- **What to do**: Each record must be retyped in full. No character may differ.

━━ The input

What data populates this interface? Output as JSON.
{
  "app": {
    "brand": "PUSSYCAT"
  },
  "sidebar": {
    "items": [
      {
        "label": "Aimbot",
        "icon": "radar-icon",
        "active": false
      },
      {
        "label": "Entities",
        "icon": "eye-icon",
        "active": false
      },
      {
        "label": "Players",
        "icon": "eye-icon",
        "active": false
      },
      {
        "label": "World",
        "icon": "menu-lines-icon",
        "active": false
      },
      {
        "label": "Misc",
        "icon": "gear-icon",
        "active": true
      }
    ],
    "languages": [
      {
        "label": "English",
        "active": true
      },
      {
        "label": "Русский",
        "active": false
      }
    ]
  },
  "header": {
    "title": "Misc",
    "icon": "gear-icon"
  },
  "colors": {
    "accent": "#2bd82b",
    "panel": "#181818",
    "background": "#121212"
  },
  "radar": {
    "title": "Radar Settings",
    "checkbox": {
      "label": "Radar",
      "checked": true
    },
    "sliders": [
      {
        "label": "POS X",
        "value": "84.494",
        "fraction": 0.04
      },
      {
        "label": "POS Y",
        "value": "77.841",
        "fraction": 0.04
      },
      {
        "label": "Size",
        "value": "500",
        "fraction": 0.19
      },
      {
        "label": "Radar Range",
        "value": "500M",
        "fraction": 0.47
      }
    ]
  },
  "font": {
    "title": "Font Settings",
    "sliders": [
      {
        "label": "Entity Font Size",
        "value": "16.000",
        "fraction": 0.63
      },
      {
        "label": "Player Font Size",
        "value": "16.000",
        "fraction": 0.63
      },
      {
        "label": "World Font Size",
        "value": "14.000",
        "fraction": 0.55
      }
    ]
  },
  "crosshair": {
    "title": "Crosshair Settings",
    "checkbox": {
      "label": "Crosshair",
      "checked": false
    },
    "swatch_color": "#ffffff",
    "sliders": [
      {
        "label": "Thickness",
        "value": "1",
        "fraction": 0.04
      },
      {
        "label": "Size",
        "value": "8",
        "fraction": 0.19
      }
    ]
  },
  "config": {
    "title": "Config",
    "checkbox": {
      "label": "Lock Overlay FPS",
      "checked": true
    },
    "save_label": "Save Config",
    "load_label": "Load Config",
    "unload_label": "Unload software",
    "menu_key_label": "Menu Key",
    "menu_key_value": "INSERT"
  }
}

━━━━

- **Reply**:
What data populates this interface? Output as JSON.
{
  "app": {
    "brand": "PUSSYCAT"
  },
  "sidebar": {
    "items": [
      {
        "label": "Aimbot",
        "icon": "radar-icon",
        "active": false
      },
      {
        "label": "Entities",
        "icon": "eye-icon",
        "active": false
      },
      {
        "label": "Players",
        "icon": "eye-icon",
        "active": false
      },
      {
        "label": "World",
        "icon": "menu-lines-icon",
        "active": false
      },
      {
        "label": "Misc",
        "icon": "gear-icon",
        "active": true
      }
    ],
    "languages": [
      {
        "label": "English",
        "active": true
      },
      {
        "label": "Русский",
        "active": false
      }
    ]
  },
  "header": {
    "title": "Misc",
    "icon": "gear-icon"
  },
  "colors": {
    "accent": "#2bd82b",
    "panel": "#181818",
    "background": "#121212"
  },
  "radar": {
    "title": "Radar Settings",
    "checkbox": {
      "label": "Radar",
      "checked": true
    },
    "sliders": [
      {
        "label": "POS X",
        "value": "84.494",
        "fraction": 0.04
      },
      {
        "label": "POS Y",
        "value": "77.841",
        "fraction": 0.04
      },
      {
        "label": "Size",
        "value": "500",
        "fraction": 0.19
      },
      {
        "label": "Radar Range",
        "value": "500M",
        "fraction": 0.47
      }
    ]
  },
  "font": {
    "title": "Font Settings",
    "sliders": [
      {
        "label": "Entity Font Size",
        "value": "16.000",
        "fraction": 0.63
      },
      {
        "label": "Player Font Size",
        "value": "16.000",
        "fraction": 0.63
      },
      {
        "label": "World Font Size",
        "value": "14.000",
        "fraction": 0.55
      }
    ]
  },
  "crosshair": {
    "title": "Crosshair Settings",
    "checkbox": {
      "label": "Crosshair",
      "checked": false
    },
    "swatch_color": "#ffffff",
    "sliders": [
      {
        "label": "Thickness",
        "value": "1",
        "fraction": 0.04
      },
      {
        "label": "Size",
        "value": "8",
        "fraction": 0.19
      }
    ]
  },
  "config": {
    "title": "Config",
    "checkbox": {
      "label": "Lock Overlay FPS",
      "checked": true
    },
    "save_label": "Save Config",
    "load_label": "Load Config",
    "unload_label": "Unload software",
    "menu_key_label": "Menu Key",
    "menu_key_value": "INSERT"
  }
}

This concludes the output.